DIRECTION:
Go through the entries below and write each one out exactly.

RECORDS FOR THIS TASK:
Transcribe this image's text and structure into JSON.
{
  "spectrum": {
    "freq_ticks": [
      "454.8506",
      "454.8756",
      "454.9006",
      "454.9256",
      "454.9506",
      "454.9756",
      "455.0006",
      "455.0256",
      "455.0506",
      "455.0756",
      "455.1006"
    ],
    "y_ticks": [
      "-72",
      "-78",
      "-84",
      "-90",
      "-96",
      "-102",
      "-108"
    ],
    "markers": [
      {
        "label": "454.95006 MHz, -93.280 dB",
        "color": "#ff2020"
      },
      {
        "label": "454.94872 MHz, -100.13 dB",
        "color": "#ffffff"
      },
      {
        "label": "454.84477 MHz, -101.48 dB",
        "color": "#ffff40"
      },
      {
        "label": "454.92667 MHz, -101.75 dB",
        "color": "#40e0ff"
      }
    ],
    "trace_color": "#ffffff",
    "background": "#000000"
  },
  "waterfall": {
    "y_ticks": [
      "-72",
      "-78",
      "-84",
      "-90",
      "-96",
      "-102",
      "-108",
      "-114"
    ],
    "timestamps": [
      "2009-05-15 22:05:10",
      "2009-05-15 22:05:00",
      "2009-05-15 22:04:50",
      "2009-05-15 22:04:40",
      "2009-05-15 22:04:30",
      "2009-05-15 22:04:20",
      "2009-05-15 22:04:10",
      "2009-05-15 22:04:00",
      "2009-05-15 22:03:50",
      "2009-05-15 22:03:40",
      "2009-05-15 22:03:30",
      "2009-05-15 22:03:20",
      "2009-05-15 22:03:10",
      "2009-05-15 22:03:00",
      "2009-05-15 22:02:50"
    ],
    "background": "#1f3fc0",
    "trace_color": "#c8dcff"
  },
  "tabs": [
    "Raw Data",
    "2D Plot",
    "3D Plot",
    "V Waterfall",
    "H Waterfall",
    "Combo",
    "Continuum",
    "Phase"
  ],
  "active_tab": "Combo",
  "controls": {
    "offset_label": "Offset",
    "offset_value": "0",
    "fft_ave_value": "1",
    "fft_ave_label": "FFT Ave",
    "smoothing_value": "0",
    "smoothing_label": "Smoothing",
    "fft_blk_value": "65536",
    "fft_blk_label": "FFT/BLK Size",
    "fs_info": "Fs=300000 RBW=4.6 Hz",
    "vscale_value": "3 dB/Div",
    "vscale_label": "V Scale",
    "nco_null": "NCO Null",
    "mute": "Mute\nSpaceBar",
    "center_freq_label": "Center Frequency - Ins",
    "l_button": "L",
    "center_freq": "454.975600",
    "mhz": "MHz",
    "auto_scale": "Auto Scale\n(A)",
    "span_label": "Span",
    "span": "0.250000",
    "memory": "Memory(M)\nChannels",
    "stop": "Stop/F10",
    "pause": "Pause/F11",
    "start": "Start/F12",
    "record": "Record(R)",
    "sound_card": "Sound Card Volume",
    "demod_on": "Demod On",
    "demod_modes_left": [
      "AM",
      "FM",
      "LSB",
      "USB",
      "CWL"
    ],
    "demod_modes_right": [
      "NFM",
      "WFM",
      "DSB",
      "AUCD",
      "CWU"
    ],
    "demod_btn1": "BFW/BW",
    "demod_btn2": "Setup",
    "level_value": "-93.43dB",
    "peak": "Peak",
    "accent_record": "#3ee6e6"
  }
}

COMPLETE OUTPUT:
Transcribe this image's text and structure into JSON.
{
  "spectrum": {
    "freq_ticks": [
      "454.8506",
      "454.8756",
      "454.9006",
      "454.9256",
      "454.9506",
      "454.9756",
      "455.0006",
      "455.0256",
      "455.0506",
      "455.0756",
      "455.1006"
    ],
    "y_ticks": [
      "-72",
      "-78",
      "-84",
      "-90",
      "-96",
      "-102",
      "-108"
    ],
    "markers": [
      {
        "label": "454.95006 MHz, -93.280 dB",
        "color": "#ff2020"
      },
      {
        "label": "454.94872 MHz, -100.13 dB",
        "color": "#ffffff"
      },
      {
        "label": "454.84477 MHz, -101.48 dB",
        "color": "#ffff40"
      },
      {
        "label": "454.92667 MHz, -101.75 dB",
        "color": "#40e0ff"
      }
    ],
    "trace_color": "#ffffff",
    "background": "#000000"
  },
  "waterfall": {
    "y_ticks": [
      "-72",
      "-78",
      "-84",
      "-90",
      "-96",
      "-102",
      "-108",
      "-114"
    ],
    "timestamps": [
      "2009-05-15 22:05:10",
      "2009-05-15 22:05:00",
      "2009-05-15 22:04:50",
      "2009-05-15 22:04:40",
      "2009-05-15 22:04:30",
      "2009-05-15 22:04:20",
      "2009-05-15 22:04:10",
      "2009-05-15 22:04:00",
      "2009-05-15 22:03:50",
      "2009-05-15 22:03:40",
      "2009-05-15 22:03:30",
      "2009-05-15 22:03:20",
      "2009-05-15 22:03:10",
      "2009-05-15 22:03:00",
      "2009-05-15 22:02:50"
    ],
    "background": "#1f3fc0",
    "trace_color": "#c8dcff"
  },
  "tabs": [
    "Raw Data",
    "2D Plot",
    "3D Plot",
    "V Waterfall",
    "H Waterfall",
    "Combo",
    "Continuum",
    "Phase"
  ],
  "active_tab": "Combo",
  "controls": {
    "offset_label": "Offset",
    "offset_value": "0",
    "fft_ave_value": "1",
    "fft_ave_label": "FFT Ave",
    "smoothing_value": "0",
    "smoothing_label": "Smoothing",
    "fft_blk_value": "65536",
    "fft_blk_label": "FFT/BLK Size",
    "fs_info": "Fs=300000 RBW=4.6 Hz",
    "vscale_value": "3 dB/Div",
    "vscale_label": "V Scale",
    "nco_null": "NCO Null",
    "mute": "Mute\nSpaceBar",
    "center_freq_label": "Center Frequency - Ins",
    "l_button": "L",
    "center_freq": "454.975600",
    "mhz": "MHz",
    "auto_scale": "Auto Scale\n(A)",
    "span_label": "Span",
    "span": "0.250000",
    "memory": "Memory(M)\nChannels",
    "stop": "Stop/F10",
    "pause": "Pause/F11",
    "start": "Start/F12",
    "record": "Record(R)",
    "sound_card": "Sound Card Volume",
    "demod_on": "Demod On",
    "demod_modes_left": [
      "AM",
      "FM",
      "LSB",
      "USB",
      "CWL"
    ],
    "demod_modes_right": [
      "NFM",
      "WFM",
      "DSB",
      "AUCD",
      "CWU"
    ],
    "demod_btn1": "BFW/BW",
    "demod_btn2": "Setup",
    "level_value": "-93.43dB",
    "peak": "Peak",
    "accent_record": "#3ee6e6"
  }
}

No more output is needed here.